[Exercise goal] Find all lines in the records that include the word "سینی", and copy them out.

-*-

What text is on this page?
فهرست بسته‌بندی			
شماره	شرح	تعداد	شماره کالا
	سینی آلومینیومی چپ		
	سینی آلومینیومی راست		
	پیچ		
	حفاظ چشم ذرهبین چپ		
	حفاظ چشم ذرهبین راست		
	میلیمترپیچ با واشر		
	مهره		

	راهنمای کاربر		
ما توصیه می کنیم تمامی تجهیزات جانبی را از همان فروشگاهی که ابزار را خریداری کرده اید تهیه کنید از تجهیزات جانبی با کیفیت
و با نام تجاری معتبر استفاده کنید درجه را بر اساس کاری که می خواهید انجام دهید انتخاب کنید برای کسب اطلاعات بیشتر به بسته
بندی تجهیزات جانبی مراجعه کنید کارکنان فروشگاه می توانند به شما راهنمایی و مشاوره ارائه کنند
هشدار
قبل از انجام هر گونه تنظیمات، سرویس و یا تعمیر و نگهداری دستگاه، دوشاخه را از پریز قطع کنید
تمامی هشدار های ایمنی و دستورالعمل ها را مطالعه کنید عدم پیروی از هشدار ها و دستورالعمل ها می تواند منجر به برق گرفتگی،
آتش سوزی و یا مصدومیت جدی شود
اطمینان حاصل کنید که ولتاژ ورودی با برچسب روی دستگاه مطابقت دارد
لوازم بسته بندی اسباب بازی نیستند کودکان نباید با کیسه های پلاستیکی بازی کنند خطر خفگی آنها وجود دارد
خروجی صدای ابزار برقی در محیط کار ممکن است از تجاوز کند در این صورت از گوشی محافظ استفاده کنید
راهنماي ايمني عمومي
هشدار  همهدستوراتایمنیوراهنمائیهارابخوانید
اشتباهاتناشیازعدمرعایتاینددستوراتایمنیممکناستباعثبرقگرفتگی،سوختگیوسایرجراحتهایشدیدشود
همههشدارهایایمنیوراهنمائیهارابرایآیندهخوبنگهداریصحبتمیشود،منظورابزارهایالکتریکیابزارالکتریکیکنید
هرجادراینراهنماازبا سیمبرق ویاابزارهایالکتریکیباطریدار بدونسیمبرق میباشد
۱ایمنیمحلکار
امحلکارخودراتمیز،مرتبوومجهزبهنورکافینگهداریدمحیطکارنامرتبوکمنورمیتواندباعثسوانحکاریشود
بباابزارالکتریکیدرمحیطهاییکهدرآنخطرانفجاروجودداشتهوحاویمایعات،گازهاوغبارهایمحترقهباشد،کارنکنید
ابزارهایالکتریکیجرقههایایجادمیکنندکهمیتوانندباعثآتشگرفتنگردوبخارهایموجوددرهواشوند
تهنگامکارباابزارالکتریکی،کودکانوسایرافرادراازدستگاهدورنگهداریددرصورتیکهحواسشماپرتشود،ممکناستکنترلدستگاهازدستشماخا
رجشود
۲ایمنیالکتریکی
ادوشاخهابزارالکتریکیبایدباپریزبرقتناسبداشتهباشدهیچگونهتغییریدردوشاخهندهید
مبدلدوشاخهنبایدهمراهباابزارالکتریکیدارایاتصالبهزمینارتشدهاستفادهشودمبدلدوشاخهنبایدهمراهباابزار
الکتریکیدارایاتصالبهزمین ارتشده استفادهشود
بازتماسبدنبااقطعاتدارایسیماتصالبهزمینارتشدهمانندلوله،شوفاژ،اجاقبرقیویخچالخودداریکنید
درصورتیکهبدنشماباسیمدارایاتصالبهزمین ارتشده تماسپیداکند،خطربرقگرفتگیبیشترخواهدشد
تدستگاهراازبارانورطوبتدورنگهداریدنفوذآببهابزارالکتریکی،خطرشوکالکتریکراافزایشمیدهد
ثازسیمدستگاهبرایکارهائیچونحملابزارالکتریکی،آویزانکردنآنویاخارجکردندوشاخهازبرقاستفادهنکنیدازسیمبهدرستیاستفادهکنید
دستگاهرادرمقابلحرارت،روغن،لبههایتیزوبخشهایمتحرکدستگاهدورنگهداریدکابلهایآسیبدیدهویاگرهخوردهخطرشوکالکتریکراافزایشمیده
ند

-*-

[Exercise solution]
	سینی آلومینیومی چپ		
	سینی آلومینیومی راست		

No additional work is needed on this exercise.